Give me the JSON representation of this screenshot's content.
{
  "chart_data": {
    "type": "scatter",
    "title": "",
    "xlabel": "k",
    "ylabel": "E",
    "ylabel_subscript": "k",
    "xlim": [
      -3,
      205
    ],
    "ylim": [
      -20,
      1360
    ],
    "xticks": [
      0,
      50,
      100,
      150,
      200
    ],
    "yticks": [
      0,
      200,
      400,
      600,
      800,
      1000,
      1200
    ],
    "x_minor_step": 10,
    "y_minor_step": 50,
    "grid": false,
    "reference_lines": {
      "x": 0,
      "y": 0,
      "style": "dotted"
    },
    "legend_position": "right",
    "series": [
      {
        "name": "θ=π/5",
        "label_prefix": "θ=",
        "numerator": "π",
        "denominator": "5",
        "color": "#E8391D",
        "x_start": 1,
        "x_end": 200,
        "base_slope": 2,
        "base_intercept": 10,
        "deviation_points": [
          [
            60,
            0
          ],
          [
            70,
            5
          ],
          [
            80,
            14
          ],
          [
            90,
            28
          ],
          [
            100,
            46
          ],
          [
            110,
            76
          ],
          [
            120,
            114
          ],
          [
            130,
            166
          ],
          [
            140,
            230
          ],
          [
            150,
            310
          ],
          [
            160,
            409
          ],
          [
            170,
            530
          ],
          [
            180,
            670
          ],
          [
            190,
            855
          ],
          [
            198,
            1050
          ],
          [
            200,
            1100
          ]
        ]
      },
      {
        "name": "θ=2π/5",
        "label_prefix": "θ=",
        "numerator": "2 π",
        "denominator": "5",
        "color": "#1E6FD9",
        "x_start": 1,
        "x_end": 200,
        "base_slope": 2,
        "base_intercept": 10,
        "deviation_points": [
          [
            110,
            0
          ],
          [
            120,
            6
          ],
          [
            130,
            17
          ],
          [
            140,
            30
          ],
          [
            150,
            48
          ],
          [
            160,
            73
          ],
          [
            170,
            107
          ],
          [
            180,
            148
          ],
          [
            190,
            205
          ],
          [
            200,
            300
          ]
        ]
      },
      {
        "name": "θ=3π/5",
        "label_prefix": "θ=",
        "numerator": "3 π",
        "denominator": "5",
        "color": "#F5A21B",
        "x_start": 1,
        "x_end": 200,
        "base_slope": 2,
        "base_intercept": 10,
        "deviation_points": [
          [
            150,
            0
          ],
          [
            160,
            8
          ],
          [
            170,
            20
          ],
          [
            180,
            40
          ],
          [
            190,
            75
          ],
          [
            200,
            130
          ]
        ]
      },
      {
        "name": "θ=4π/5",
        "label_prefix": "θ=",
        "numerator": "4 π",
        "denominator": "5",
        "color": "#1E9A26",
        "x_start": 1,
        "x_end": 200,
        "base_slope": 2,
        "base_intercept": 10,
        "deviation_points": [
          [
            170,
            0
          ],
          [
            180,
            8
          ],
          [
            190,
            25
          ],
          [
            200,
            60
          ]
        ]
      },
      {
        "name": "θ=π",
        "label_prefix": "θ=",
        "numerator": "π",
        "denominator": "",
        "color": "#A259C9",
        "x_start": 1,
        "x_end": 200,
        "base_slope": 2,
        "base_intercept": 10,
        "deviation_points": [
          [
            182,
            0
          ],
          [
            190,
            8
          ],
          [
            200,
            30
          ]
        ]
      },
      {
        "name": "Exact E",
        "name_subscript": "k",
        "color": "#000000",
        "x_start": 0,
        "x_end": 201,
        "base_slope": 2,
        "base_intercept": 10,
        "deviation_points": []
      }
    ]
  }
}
******************************
Scan the material line by line and report each one that contains "color".

> **Output below**
        "color": "#E8391D",
        "color": "#1E6FD9",
        "color": "#F5A21B",
        "color": "#1E9A26",
        "color": "#A259C9",
        "color": "#000000",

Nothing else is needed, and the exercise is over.